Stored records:

--------------------------------------------------

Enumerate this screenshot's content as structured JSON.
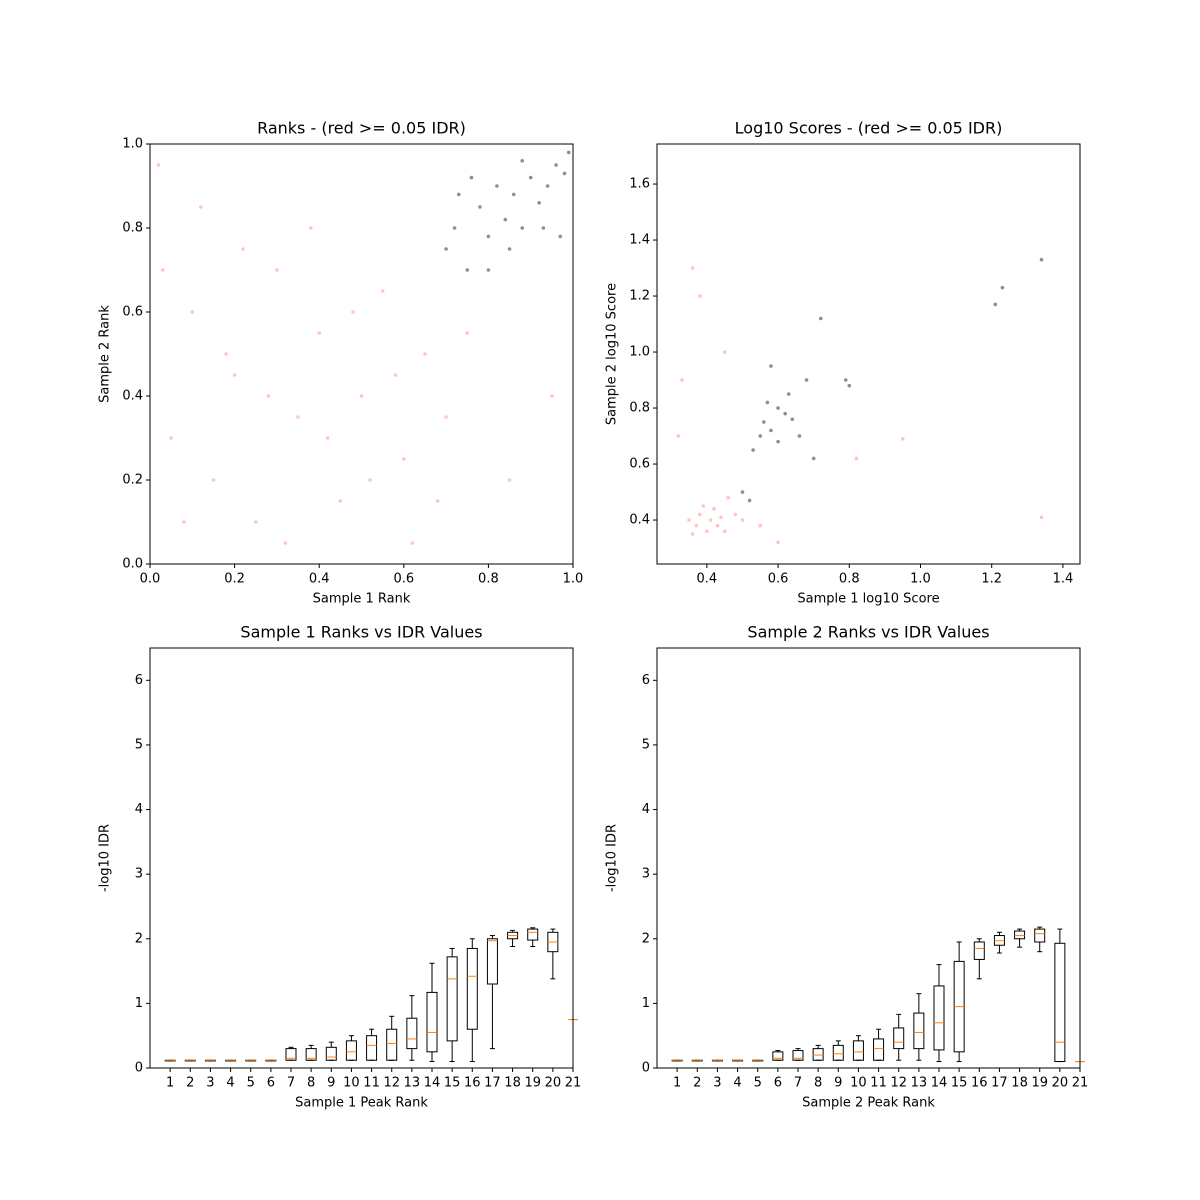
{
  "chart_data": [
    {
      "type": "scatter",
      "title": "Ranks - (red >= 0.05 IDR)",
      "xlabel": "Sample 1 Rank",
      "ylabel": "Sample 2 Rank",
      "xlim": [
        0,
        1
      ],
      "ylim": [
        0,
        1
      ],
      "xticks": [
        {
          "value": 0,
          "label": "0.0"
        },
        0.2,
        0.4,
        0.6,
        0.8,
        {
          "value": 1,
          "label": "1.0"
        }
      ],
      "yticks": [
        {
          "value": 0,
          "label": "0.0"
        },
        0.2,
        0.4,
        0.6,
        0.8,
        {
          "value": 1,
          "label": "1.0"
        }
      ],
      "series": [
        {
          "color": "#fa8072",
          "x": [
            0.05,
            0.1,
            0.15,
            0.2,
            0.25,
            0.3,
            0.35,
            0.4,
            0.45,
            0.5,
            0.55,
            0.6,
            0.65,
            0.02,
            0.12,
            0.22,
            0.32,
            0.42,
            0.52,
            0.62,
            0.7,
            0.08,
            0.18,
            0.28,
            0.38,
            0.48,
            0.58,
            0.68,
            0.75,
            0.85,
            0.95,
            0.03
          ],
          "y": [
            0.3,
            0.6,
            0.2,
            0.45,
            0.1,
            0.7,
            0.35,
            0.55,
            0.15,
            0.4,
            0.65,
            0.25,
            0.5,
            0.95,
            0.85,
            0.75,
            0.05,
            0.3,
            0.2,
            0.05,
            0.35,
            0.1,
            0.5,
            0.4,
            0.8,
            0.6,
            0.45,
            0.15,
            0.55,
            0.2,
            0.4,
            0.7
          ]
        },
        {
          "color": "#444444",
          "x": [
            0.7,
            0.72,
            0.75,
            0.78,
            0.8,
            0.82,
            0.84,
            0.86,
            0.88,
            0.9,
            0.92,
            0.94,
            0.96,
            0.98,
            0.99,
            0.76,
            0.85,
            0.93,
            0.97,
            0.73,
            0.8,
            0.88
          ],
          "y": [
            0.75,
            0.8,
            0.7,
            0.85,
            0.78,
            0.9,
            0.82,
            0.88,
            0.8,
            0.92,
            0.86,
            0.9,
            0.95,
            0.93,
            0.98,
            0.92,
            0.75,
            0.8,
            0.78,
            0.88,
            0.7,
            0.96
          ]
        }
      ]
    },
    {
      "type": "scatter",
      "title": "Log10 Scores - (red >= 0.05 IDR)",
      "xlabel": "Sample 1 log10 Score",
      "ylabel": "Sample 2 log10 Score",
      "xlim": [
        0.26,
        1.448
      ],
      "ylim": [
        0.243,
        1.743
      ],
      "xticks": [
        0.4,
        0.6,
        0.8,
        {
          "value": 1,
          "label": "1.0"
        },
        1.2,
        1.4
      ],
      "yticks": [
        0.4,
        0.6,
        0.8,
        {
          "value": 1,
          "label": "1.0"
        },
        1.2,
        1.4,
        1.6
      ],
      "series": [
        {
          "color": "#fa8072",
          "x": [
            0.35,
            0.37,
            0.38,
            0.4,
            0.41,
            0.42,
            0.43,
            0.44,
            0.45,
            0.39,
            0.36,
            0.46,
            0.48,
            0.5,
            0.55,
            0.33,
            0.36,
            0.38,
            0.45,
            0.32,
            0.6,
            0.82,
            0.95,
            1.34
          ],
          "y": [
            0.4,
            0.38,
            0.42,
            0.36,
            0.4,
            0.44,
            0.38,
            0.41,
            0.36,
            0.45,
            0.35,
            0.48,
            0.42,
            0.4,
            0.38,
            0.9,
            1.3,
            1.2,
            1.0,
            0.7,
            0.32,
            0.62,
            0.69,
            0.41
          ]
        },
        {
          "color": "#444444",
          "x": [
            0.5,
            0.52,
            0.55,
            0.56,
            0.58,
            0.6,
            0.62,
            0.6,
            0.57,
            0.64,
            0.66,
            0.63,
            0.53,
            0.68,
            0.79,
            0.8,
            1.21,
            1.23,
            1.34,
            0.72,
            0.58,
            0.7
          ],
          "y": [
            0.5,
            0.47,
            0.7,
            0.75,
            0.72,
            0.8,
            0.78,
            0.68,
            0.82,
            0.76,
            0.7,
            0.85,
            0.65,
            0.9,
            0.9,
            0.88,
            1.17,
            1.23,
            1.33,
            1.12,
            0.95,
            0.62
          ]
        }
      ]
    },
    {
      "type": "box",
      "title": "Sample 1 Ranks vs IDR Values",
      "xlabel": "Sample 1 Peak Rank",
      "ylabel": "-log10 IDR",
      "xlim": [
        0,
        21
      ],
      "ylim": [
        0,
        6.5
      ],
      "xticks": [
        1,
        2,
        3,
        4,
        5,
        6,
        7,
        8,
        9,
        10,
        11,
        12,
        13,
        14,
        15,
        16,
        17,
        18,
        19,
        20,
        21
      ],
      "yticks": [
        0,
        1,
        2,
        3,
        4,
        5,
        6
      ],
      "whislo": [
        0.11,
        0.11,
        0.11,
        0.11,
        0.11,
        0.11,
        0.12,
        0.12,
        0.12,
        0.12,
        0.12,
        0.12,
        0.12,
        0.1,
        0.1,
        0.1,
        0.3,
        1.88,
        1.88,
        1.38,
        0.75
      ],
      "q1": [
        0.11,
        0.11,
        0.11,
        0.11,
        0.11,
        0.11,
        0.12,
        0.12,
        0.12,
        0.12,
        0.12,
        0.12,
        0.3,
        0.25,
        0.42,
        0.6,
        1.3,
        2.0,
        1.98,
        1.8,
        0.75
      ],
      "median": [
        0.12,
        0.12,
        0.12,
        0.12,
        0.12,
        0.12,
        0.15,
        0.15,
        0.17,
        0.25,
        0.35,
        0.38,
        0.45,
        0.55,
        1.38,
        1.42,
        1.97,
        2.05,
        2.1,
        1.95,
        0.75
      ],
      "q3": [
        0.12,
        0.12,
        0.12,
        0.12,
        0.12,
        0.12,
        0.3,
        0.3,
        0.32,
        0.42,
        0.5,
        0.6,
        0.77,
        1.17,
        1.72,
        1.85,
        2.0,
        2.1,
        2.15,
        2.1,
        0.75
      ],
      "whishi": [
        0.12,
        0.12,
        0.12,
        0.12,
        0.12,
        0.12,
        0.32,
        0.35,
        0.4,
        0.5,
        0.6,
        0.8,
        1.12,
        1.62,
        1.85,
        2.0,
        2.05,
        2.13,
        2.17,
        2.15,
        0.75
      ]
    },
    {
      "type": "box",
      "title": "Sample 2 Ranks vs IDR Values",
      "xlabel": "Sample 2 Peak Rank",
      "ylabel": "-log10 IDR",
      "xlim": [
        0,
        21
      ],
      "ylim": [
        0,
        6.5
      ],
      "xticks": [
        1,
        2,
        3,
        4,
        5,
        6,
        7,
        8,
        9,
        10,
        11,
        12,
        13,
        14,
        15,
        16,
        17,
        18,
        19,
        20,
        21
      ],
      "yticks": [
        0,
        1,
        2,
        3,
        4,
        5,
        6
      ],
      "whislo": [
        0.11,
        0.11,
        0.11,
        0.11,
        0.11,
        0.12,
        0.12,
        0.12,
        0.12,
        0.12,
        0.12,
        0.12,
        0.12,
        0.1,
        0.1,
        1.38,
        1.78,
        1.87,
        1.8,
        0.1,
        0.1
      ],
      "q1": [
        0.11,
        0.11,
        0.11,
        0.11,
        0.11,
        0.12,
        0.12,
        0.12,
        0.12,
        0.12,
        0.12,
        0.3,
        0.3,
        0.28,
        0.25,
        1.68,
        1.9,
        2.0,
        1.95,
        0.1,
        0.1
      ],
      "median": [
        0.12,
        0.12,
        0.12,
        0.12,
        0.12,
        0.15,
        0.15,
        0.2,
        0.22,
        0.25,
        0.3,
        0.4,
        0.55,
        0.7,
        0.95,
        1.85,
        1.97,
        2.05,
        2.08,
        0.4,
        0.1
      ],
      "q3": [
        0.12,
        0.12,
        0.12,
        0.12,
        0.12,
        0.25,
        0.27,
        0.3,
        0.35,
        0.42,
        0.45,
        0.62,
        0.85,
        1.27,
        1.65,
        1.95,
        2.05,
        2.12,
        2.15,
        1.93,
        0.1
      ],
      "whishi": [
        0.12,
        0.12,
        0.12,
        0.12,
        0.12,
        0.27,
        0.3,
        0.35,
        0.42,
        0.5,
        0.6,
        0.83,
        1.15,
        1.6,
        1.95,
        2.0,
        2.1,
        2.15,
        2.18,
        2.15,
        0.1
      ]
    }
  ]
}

--------------------------------------------------

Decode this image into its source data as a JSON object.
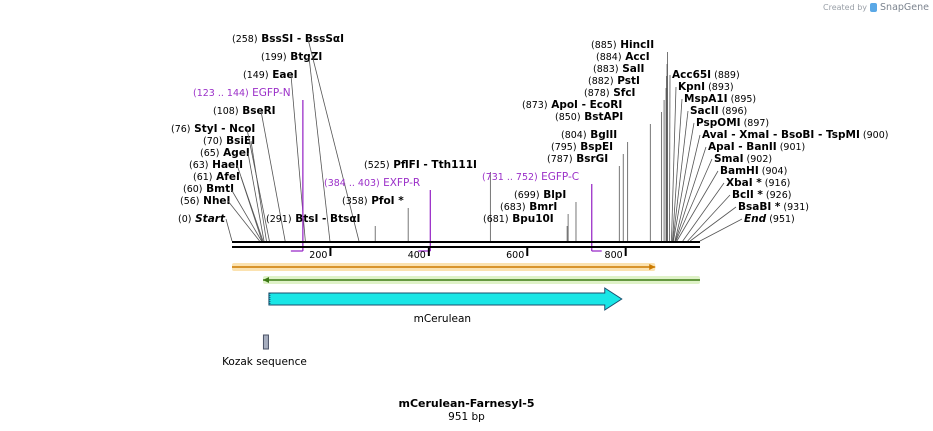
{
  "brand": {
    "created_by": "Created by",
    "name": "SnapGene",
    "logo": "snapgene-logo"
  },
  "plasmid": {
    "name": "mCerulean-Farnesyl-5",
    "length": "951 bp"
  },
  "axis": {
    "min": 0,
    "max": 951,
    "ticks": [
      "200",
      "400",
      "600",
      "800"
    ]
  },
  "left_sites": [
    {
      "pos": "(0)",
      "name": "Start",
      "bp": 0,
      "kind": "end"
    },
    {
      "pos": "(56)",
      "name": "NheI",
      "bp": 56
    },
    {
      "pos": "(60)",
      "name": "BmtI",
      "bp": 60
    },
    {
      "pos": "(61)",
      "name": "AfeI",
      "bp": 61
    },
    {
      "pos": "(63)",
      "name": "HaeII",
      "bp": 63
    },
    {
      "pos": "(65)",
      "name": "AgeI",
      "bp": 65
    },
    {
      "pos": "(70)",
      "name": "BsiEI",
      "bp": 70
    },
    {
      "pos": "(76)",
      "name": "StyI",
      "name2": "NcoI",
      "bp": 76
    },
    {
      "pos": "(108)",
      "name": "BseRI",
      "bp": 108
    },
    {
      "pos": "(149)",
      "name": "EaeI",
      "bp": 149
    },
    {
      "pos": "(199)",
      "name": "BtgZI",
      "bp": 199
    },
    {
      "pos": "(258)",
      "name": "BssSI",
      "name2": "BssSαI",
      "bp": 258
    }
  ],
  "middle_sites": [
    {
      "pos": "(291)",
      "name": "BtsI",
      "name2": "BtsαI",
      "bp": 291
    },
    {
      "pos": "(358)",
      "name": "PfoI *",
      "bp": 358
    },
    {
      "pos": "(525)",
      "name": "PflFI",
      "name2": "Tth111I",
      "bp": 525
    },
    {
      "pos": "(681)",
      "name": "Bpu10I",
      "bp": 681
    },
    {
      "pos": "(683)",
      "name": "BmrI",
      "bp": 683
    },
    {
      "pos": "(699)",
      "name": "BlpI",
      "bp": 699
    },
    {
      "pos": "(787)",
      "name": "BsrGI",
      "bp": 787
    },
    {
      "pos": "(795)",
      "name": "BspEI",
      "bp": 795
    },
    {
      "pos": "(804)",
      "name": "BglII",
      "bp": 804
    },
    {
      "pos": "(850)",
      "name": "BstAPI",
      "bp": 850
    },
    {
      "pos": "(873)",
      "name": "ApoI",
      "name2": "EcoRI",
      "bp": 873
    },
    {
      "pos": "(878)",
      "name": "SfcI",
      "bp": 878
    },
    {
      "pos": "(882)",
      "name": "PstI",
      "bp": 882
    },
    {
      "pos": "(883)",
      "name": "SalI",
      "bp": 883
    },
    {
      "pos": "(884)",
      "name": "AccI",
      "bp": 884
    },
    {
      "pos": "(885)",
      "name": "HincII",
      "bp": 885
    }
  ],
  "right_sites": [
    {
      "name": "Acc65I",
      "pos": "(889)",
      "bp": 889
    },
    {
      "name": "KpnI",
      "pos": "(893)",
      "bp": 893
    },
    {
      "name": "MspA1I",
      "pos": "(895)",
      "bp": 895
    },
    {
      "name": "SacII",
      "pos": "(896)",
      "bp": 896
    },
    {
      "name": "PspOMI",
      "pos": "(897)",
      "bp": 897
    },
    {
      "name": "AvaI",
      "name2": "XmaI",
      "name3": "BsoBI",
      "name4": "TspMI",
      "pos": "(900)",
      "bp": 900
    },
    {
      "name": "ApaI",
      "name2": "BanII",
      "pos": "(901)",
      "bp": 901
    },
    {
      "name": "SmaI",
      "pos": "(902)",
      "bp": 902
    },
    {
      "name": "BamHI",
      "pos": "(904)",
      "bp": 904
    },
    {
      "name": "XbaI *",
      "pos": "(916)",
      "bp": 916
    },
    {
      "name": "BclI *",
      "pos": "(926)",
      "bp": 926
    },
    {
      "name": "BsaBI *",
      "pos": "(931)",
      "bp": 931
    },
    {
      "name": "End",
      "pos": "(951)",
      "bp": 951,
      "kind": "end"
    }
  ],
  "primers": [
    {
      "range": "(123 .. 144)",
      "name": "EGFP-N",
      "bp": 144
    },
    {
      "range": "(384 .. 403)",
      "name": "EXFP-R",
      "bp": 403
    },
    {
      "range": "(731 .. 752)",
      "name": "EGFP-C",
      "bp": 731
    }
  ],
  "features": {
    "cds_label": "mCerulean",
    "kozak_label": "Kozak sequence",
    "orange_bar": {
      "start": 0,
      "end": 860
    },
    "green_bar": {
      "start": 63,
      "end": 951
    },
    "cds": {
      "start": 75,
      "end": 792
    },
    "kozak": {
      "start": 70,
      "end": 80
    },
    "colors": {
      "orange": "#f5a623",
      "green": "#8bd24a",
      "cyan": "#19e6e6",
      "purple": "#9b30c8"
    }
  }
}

--------------------------------------------------

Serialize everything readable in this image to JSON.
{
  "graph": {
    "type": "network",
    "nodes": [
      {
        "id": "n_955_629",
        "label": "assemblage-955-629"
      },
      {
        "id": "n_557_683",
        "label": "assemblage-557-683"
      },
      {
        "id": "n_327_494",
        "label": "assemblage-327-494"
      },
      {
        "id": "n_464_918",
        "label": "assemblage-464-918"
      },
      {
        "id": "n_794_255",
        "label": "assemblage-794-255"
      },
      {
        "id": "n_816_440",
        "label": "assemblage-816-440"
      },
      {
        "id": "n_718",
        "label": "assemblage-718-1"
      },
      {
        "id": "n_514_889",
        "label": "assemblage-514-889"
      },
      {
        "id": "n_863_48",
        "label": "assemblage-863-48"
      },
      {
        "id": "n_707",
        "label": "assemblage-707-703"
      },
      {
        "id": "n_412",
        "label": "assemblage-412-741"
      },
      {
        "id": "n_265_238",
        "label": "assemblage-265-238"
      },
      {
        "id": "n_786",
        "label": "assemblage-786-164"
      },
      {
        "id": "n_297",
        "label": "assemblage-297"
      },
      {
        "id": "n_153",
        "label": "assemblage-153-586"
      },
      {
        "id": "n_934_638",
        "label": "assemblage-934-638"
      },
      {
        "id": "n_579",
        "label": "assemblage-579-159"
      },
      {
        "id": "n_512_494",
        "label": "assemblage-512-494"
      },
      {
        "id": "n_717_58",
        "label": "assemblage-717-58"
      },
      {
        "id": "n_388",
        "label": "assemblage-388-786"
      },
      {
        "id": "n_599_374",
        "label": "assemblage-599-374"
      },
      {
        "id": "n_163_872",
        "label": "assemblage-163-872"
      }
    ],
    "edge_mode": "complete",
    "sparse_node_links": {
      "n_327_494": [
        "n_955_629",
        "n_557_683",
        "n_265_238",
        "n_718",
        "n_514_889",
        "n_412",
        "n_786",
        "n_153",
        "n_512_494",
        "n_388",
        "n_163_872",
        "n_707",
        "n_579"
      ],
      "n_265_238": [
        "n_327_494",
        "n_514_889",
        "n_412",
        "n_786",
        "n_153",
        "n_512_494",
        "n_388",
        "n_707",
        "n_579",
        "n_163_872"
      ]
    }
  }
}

--------------------------------------------------

Work to complete: Check each line of the data above for the word "ylabel" and say how many lines have it. Give the number alone.

Complete answer: 4